[GIVEN REQUEST]
Answer these questions from the court opinion below, one answer per line, numbered to match.
1. Which three witnesses for the state made in-court identifications of the appellant?
2. Who first called the photographs "mug shots," and during what part of the trial?
3. Whose objections did the trial court sustain when the prosecutor tried to elicit testimony from Detective Patterson?

State v. Wilkinson

26 Ohio St. 2d 185 | Ohio | 1971

Per Curiam.

The state’s witnesses, John Raso, Timothy Raso, and Officer Watkins, at trial made in-court identifications of appellant as the man they personally observed on the night of the robbery. In addition, at trial on direct examination, each of these witnesses told of a prior out-of-court identification of Abner Wilkinson by selecting his photograph from a group of other photographs. It is the evidence of the prior out-of-court identification procedure about which appellant complains.

This court recently has had occasion to decide a case concerning an out-of-court identification procedure and its impact upon the trial of the defendant. State v. Breedlove (1971), 26 Ohio St. 2d 178. We held that under R. C. 2945.55 evidence of a prior out-of-court identification of the defendant by a photograph selection is admissible at trial if the photographs do not provide the finder of facts with the reasonable inference that defendant has had prior criminal involvement.

In this case, the photographs of Wilkinson admitted in evidence and submitted to the jurors had no identification numerals on them. We have examined these photographs and cannot find, as a matter of law, that any of them provide a basis for a reasonable inference that appellant had had prior criminal involvement.

Defense counsel’s reference, on cross-examination, to *188the photographs as “mug shots,”1 first injected into the trial the suggestion that the photographs were mug shots.

John Raso and Timothy Raso identified appellant’s photograph prior to the stage of the criminal procedure when his rights under the Sixth Amendment to the United States Constitution attached. Officer Watkins had known appellant some years before, and there is no evidence that his testimony regarding his having observed Wilkinson’s photograph on the wall at a police station tainted the in-court identification. See State v. Jackson (1971), 26 Ohio St. 2d 74; United States v. Wade (1967), 388 U. S. 218; Gilbert v. California (1969), 388 U. S. 263.

Appellant also contends that the trial court erred in admitting the photographs in evidence without the laying of a proper foundation in that at no time was the jury informed when, how, or why the photos were taken. Although this contention is somewhat incongruous with the *189fact that defense counsel termed them “mug shots,” the admission or rejection of photographs was in the sound discretion of the court. See State v. Woodards (1966), 6 Ohio St. 2d 14; State v. Hill (1967), 12 Ohio St. 2d 88. The state’s witnesses stated that the pictures were in fact pictures of the man they saw on the night of the crime. We find no abuse of discretion.

Apparently, appellant also assigns as prejudicial error the court rulings on the admissibility of evidence of a relationship between Clarence Holland and himself. The prosecutor obviously was attempting to produce testimony from Detective Patterson that appellant’s connection with the robbery was first suggested by the fact that a check of Holland’s police file showed appellant to have been an associate of Holland. The trial court sustained defense counsel’s objections to the prosecutor’s attempted elicitation of such testimony.2 There is no need to determine whether there is evidence of a criminal conspiracy, or if one was proved. We believe the record in this regard demonstrates no prejudice to appellant.

(Annotated region listings)
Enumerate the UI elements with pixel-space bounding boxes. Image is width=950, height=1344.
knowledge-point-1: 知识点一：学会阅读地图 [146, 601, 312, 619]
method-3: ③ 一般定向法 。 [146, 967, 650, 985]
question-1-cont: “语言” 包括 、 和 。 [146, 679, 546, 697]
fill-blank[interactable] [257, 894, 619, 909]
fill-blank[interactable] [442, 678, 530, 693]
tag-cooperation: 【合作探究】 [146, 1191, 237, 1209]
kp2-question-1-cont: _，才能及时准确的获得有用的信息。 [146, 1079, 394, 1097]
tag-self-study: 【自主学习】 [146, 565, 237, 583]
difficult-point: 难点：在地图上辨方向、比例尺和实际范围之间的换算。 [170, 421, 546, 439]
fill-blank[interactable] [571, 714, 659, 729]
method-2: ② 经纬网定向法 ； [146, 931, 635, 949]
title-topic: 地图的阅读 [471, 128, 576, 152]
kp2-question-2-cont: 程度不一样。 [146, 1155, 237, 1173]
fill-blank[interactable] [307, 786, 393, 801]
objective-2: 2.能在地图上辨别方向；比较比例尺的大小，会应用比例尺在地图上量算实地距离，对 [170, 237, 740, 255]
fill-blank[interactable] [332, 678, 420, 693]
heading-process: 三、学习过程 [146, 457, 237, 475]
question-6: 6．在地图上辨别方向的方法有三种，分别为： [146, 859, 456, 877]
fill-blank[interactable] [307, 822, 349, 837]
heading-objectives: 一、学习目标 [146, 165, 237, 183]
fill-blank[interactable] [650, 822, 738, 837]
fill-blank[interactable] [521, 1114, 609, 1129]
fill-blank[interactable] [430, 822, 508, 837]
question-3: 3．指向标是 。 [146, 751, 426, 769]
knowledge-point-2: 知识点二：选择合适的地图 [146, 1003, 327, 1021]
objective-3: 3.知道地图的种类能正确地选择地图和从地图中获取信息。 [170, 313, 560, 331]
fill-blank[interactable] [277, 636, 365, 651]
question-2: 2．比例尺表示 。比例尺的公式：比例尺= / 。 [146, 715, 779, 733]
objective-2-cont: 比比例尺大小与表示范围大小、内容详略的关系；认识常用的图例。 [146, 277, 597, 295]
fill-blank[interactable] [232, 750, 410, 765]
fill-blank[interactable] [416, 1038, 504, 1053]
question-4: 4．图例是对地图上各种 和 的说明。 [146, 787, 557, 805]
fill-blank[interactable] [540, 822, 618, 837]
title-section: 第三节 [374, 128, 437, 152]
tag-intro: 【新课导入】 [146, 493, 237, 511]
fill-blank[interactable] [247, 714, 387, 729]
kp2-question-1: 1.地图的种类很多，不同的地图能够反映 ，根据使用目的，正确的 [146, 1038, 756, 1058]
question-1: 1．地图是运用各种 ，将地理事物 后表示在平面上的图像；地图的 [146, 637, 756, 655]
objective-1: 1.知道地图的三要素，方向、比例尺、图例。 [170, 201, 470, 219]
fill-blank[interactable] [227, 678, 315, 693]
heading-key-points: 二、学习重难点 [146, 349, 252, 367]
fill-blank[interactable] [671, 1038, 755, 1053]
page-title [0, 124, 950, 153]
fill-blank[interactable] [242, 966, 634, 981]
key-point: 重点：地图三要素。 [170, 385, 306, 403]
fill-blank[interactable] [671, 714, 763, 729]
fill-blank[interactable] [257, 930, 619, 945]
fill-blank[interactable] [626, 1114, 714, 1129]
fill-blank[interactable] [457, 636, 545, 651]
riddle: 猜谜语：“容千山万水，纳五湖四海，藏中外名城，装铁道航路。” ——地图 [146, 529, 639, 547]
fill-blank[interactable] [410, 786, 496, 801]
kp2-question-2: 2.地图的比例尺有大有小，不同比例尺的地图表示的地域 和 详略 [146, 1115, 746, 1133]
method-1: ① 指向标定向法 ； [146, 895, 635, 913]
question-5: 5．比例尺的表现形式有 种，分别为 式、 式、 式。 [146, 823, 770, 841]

[RESULT OF THIS TASK]
1. John Raso, Timothy Raso, and Officer Watkins.
2. Defense counsel, on cross-examination.
3. Defense counsel's objections.